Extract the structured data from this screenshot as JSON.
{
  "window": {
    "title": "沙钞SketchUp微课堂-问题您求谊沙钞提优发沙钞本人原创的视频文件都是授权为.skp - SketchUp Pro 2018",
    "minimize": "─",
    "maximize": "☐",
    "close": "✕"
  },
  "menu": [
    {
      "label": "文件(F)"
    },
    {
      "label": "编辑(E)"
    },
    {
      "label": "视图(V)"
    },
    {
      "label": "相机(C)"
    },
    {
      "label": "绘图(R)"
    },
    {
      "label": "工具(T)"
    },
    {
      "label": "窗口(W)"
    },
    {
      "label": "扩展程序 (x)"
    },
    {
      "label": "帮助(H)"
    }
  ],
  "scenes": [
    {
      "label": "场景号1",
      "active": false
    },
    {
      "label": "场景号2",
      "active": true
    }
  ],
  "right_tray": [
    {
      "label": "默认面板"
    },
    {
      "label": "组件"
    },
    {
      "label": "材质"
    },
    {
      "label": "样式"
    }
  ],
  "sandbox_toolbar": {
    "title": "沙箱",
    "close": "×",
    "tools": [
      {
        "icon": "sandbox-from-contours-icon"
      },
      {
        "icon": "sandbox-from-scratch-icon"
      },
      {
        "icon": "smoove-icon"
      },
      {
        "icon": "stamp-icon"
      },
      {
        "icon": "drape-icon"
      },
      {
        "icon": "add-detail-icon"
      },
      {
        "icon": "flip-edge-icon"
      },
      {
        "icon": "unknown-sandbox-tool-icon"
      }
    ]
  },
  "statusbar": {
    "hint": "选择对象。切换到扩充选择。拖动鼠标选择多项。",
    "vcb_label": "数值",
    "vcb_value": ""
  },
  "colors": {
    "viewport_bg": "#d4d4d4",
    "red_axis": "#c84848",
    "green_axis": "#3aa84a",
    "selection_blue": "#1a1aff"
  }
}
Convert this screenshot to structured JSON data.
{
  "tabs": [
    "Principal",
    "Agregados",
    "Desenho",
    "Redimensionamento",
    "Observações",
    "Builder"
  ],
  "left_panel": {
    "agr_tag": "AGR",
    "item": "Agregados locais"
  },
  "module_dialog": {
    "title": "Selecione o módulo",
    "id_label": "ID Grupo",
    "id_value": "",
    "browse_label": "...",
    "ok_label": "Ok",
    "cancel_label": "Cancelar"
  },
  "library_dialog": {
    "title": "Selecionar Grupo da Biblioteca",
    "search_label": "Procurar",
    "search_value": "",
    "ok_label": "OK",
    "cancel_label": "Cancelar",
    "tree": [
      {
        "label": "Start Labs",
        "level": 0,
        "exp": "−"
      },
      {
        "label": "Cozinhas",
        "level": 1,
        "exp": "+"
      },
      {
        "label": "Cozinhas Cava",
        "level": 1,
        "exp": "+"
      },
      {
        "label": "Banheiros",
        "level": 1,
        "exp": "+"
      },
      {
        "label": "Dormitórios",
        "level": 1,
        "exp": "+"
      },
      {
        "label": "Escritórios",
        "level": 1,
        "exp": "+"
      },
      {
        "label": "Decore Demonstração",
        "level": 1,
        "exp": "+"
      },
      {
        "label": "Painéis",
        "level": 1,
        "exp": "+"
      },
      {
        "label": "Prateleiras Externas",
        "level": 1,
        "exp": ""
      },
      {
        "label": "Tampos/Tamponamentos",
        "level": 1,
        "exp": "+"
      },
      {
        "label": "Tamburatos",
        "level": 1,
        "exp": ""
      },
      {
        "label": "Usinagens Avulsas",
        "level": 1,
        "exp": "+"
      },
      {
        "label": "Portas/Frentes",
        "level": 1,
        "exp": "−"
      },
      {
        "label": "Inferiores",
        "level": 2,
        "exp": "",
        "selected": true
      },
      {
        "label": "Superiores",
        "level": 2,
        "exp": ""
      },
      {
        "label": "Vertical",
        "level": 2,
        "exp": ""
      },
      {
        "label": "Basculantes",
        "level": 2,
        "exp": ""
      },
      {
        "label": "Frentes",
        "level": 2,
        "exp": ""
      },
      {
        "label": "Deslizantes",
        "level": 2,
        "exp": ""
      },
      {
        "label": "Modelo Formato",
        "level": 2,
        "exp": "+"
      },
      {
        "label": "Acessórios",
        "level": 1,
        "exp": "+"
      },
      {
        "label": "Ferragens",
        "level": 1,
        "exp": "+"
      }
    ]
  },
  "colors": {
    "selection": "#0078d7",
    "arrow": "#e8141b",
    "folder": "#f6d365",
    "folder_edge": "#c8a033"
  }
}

» EXERCISE AIM:
Write out the full listing exactly as given.

» RESPONSE:
Extract the structured data from this screenshot as JSON.
{
  "window": {
    "title": "沙钞SketchUp微课堂-问题您求谊沙钞提优发沙钞本人原创的视频文件都是授权为.skp - SketchUp Pro 2018",
    "minimize": "─",
    "maximize": "☐",
    "close": "✕"
  },
  "menu": [
    {
      "label": "文件(F)"
    },
    {
      "label": "编辑(E)"
    },
    {
      "label": "视图(V)"
    },
    {
      "label": "相机(C)"
    },
    {
      "label": "绘图(R)"
    },
    {
      "label": "工具(T)"
    },
    {
      "label": "窗口(W)"
    },
    {
      "label": "扩展程序 (x)"
    },
    {
      "label": "帮助(H)"
    }
  ],
  "scenes": [
    {
      "label": "场景号1",
      "active": false
    },
    {
      "label": "场景号2",
      "active": true
    }
  ],
  "right_tray": [
    {
      "label": "默认面板"
    },
    {
      "label": "组件"
    },
    {
      "label": "材质"
    },
    {
      "label": "样式"
    }
  ],
  "sandbox_toolbar": {
    "title": "沙箱",
    "close": "×",
    "tools": [
      {
        "icon": "sandbox-from-contours-icon"
      },
      {
        "icon": "sandbox-from-scratch-icon"
      },
      {
        "icon": "smoove-icon"
      },
      {
        "icon": "stamp-icon"
      },
      {
        "icon": "drape-icon"
      },
      {
        "icon": "add-detail-icon"
      },
      {
        "icon": "flip-edge-icon"
      },
      {
        "icon": "unknown-sandbox-tool-icon"
      }
    ]
  },
  "statusbar": {
    "hint": "选择对象。切换到扩充选择。拖动鼠标选择多项。",
    "vcb_label": "数值",
    "vcb_value": ""
  },
  "colors": {
    "viewport_bg": "#d4d4d4",
    "red_axis": "#c84848",
    "green_axis": "#3aa84a",
    "selection_blue": "#1a1aff"
  }
}
Convert this screenshot to structured JSON data.
{
  "tabs": [
    "Principal",
    "Agregados",
    "Desenho",
    "Redimensionamento",
    "Observações",
    "Builder"
  ],
  "left_panel": {
    "agr_tag": "AGR",
    "item": "Agregados locais"
  },
  "module_dialog": {
    "title": "Selecione o módulo",
    "id_label": "ID Grupo",
    "id_value": "",
    "browse_label": "...",
    "ok_label": "Ok",
    "cancel_label": "Cancelar"
  },
  "library_dialog": {
    "title": "Selecionar Grupo da Biblioteca",
    "search_label": "Procurar",
    "search_value": "",
    "ok_label": "OK",
    "cancel_label": "Cancelar",
    "tree": [
      {
        "label": "Start Labs",
        "level": 0,
        "exp": "−"
      },
      {
        "label": "Cozinhas",
        "level": 1,
        "exp": "+"
      },
      {
        "label": "Cozinhas Cava",
        "level": 1,
        "exp": "+"
      },
      {
        "label": "Banheiros",
        "level": 1,
        "exp": "+"
      },
      {
        "label": "Dormitórios",
        "level": 1,
        "exp": "+"
      },
      {
        "label": "Escritórios",
        "level": 1,
        "exp": "+"
      },
      {
        "label": "Decore Demonstração",
        "level": 1,
        "exp": "+"
      },
      {
        "label": "Painéis",
        "level": 1,
        "exp": "+"
      },
      {
        "label": "Prateleiras Externas",
        "level": 1,
        "exp": ""
      },
      {
        "label": "Tampos/Tamponamentos",
        "level": 1,
        "exp": "+"
      },
      {
        "label": "Tamburatos",
        "level": 1,
        "exp": ""
      },
      {
        "label": "Usinagens Avulsas",
        "level": 1,
        "exp": "+"
      },
      {
        "label": "Portas/Frentes",
        "level": 1,
        "exp": "−"
      },
      {
        "label": "Inferiores",
        "level": 2,
        "exp": "",
        "selected": true
      },
      {
        "label": "Superiores",
        "level": 2,
        "exp": ""
      },
      {
        "label": "Vertical",
        "level": 2,
        "exp": ""
      },
      {
        "label": "Basculantes",
        "level": 2,
        "exp": ""
      },
      {
        "label": "Frentes",
        "level": 2,
        "exp": ""
      },
      {
        "label": "Deslizantes",
        "level": 2,
        "exp": ""
      },
      {
        "label": "Modelo Formato",
        "level": 2,
        "exp": "+"
      },
      {
        "label": "Acessórios",
        "level": 1,
        "exp": "+"
      },
      {
        "label": "Ferragens",
        "level": 1,
        "exp": "+"
      }
    ]
  },
  "colors": {
    "selection": "#0078d7",
    "arrow": "#e8141b",
    "folder": "#f6d365",
    "folder_edge": "#c8a033"
  }
}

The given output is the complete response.